• **Work to do**:
Copy out each line that mentions the word "Kaufmann".

• **Task inputs**:
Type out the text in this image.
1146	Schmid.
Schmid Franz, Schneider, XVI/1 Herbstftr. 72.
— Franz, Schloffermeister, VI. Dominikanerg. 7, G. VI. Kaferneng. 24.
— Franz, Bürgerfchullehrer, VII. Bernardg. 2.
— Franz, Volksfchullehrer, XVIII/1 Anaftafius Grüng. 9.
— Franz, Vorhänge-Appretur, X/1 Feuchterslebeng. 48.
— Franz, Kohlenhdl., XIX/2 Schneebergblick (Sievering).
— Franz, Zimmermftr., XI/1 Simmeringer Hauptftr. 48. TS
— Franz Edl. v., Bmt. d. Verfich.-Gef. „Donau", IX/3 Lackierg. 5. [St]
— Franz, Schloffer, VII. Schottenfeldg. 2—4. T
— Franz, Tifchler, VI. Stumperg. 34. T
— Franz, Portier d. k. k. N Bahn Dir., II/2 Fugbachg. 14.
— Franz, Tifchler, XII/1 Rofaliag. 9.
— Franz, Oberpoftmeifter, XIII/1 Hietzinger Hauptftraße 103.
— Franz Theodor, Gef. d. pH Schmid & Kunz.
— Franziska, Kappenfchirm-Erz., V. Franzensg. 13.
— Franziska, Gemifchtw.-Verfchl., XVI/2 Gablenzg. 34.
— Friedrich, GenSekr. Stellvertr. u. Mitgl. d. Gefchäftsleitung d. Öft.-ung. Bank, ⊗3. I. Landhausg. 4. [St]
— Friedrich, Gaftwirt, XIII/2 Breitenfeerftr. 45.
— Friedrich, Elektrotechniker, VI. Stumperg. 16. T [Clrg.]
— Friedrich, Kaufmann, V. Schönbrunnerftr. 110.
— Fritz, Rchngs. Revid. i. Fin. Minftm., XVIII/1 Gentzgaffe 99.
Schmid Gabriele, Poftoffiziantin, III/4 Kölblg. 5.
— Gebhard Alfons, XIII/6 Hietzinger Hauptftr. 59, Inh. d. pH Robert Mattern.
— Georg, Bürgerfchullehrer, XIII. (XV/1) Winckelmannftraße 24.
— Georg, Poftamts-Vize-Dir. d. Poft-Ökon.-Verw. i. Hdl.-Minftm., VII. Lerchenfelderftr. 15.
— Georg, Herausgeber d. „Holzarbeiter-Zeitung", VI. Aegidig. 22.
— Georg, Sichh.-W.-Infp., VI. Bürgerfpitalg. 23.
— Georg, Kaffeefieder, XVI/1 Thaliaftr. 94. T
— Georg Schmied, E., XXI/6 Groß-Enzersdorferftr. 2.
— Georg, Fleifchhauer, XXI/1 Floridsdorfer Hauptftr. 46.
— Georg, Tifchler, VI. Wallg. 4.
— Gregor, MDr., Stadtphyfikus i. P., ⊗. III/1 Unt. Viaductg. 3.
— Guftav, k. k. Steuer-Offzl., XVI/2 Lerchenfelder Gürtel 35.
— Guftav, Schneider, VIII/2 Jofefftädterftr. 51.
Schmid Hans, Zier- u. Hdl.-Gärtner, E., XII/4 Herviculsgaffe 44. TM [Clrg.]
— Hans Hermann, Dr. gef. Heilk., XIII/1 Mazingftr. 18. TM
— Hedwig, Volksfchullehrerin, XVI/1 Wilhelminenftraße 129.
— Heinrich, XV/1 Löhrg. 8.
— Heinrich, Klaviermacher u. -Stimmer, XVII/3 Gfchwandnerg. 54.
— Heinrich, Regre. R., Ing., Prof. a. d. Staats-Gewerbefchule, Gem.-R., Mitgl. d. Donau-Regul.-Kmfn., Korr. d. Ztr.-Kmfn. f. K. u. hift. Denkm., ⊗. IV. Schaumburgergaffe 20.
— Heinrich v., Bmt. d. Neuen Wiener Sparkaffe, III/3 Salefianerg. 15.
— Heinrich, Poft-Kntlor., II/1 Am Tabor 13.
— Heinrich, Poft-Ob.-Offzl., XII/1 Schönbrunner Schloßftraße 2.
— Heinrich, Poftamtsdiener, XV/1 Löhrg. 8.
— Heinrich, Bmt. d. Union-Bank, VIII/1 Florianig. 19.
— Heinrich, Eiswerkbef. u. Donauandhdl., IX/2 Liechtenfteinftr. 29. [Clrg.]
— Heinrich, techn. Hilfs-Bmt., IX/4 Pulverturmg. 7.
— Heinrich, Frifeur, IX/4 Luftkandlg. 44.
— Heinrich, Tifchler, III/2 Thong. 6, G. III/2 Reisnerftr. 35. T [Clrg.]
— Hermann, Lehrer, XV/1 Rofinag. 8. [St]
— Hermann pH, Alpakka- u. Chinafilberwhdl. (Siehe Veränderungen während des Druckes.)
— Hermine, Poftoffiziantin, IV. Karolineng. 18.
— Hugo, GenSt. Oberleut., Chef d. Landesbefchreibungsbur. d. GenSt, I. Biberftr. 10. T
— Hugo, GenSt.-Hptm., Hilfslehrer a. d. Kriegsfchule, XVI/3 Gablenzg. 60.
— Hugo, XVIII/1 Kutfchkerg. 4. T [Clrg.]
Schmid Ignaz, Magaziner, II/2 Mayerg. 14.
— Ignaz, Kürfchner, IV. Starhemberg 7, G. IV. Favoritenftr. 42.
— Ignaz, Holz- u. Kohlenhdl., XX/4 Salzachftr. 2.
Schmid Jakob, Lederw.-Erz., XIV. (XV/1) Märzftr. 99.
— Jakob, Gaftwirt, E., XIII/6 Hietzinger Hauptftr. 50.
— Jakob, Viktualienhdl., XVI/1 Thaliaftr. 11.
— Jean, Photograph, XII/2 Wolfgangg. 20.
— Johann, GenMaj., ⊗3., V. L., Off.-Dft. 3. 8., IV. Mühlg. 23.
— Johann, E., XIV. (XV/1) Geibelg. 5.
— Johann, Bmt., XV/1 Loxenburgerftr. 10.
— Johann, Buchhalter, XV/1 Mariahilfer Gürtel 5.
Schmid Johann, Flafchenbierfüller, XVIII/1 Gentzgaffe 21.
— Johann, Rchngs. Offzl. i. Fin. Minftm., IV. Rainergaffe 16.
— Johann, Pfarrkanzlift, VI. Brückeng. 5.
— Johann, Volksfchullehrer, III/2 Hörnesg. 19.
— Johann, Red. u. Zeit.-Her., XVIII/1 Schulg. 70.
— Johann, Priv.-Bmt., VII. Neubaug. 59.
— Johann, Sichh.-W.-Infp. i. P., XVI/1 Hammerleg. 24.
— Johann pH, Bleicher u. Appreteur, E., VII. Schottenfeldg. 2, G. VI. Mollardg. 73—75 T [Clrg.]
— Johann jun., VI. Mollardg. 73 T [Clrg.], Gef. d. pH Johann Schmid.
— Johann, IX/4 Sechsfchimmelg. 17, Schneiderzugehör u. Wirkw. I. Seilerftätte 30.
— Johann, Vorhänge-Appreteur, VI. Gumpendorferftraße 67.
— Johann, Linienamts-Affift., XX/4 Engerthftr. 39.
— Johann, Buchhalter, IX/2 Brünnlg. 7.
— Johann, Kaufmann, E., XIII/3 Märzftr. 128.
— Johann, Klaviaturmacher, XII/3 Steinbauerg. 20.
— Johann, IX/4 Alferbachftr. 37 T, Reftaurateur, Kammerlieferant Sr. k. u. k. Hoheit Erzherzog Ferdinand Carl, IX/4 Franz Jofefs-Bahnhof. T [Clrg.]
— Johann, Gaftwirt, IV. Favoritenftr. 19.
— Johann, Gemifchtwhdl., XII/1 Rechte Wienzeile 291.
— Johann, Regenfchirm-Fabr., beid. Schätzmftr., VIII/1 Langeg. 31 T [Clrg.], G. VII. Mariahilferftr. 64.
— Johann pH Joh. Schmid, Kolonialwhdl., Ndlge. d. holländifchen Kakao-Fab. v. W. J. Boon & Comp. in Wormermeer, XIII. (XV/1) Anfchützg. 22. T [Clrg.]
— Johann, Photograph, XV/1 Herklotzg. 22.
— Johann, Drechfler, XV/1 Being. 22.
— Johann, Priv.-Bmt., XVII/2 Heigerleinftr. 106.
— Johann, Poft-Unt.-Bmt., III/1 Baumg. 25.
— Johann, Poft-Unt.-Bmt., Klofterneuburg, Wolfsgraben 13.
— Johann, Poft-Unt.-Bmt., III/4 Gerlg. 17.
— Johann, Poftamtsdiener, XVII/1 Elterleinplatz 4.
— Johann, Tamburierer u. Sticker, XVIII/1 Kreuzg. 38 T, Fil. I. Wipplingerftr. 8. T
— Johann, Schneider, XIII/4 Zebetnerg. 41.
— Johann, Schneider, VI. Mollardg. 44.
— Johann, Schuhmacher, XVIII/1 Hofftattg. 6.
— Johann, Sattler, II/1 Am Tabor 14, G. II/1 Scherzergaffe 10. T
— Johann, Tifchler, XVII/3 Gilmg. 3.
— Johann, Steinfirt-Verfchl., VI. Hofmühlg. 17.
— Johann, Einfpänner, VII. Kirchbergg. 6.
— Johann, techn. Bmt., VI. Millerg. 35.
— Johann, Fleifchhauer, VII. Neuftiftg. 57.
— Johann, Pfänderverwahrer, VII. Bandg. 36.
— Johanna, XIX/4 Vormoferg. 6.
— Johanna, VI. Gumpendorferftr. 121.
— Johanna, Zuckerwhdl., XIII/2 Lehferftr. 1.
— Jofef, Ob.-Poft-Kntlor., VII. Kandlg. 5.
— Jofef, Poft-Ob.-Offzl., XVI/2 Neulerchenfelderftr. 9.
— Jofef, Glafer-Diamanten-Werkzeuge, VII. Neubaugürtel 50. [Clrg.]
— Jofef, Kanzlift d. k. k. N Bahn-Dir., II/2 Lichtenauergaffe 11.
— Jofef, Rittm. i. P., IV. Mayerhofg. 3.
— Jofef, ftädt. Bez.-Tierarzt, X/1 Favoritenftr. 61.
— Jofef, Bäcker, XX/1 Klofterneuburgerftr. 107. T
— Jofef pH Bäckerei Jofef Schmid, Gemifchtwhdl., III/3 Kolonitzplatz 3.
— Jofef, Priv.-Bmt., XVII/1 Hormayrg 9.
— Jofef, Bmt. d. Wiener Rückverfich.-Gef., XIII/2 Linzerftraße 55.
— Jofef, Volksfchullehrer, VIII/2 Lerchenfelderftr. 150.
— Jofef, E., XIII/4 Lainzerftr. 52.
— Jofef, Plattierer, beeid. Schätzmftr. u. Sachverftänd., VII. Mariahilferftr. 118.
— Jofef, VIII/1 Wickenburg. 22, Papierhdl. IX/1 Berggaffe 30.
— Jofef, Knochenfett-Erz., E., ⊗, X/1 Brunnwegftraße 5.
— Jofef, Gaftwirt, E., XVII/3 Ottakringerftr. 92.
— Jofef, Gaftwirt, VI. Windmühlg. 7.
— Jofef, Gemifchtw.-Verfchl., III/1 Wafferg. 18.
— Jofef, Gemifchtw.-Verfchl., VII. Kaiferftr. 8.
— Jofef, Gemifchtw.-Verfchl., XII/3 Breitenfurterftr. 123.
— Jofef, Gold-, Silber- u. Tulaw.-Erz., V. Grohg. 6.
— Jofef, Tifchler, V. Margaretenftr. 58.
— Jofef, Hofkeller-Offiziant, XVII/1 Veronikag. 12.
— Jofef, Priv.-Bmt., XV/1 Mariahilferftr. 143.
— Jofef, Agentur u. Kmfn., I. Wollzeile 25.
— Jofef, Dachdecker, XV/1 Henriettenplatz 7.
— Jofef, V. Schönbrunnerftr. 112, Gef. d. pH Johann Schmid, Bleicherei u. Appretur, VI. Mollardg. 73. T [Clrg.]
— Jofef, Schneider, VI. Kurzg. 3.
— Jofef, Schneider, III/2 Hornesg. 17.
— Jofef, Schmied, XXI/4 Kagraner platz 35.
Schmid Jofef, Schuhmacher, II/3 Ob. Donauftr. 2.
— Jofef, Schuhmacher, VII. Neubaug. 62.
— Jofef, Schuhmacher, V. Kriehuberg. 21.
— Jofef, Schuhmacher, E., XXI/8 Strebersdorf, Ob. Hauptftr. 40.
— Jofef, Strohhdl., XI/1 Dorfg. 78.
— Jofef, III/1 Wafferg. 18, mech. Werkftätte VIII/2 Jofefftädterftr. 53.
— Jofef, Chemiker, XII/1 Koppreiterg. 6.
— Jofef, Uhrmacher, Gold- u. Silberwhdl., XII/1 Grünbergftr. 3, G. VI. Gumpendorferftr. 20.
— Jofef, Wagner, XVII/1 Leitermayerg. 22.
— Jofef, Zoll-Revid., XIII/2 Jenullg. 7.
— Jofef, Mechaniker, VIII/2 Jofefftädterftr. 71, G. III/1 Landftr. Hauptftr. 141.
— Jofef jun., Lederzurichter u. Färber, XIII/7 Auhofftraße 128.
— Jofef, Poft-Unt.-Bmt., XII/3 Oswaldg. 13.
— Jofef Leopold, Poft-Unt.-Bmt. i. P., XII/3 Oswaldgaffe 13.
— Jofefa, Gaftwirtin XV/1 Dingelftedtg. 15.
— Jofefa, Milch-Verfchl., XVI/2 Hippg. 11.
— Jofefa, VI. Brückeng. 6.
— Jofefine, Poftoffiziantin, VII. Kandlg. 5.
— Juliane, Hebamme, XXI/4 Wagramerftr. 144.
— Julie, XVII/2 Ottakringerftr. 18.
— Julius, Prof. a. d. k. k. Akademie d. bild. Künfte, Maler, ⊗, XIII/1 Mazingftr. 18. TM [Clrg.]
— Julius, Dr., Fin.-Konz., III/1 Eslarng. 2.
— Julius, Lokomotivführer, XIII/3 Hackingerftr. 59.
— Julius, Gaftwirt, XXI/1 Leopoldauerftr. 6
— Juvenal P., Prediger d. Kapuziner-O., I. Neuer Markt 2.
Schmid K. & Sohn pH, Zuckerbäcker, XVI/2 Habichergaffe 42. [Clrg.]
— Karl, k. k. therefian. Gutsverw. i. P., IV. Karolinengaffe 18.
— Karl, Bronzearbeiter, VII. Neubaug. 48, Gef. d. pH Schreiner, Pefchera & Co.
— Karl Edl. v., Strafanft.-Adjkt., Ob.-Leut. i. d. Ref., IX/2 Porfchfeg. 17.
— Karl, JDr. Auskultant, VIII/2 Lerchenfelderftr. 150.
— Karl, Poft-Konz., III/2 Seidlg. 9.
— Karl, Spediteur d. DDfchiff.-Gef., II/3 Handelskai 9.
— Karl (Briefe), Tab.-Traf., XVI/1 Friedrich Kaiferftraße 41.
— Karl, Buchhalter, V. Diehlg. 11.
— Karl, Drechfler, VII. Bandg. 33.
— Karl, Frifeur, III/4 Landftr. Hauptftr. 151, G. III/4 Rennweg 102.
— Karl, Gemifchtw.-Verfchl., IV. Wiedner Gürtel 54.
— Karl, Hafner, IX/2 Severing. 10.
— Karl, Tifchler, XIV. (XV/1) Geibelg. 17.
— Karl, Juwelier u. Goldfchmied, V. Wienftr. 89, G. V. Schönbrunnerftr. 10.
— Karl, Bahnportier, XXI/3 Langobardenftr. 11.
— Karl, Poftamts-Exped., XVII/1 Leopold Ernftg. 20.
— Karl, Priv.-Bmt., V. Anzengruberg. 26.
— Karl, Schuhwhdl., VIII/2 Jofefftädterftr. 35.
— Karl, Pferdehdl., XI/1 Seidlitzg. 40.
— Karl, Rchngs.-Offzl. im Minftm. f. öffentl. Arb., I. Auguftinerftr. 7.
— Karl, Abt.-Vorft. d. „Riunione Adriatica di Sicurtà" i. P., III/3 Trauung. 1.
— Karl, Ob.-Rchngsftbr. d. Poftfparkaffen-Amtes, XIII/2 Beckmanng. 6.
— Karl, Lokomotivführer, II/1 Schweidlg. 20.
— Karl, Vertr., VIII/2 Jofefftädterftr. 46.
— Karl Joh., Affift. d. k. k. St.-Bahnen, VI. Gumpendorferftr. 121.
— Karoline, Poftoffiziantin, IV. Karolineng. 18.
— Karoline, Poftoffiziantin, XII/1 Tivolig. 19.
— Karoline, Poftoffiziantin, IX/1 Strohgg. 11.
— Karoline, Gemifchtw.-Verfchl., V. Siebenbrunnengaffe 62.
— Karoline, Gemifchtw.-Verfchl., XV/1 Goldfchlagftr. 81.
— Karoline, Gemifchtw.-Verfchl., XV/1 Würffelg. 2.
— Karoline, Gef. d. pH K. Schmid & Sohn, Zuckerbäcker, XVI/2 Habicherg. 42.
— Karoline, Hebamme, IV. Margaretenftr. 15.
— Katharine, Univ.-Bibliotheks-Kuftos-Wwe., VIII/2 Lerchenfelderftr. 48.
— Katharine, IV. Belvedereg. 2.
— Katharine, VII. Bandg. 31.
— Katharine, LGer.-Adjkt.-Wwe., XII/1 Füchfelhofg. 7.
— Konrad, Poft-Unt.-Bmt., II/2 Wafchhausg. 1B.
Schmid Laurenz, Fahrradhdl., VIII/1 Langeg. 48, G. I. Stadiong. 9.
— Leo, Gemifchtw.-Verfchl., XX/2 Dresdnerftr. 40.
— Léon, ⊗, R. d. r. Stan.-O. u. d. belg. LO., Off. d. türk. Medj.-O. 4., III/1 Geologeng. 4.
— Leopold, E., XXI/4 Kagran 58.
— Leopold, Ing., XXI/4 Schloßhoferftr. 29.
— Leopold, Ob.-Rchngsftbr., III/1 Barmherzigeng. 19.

• **The solution**:
— Friedrich, Kaufmann, V. Schönbrunnerftr. 110.
— Johann, Kaufmann, E., XIII/3 Märzftr. 128.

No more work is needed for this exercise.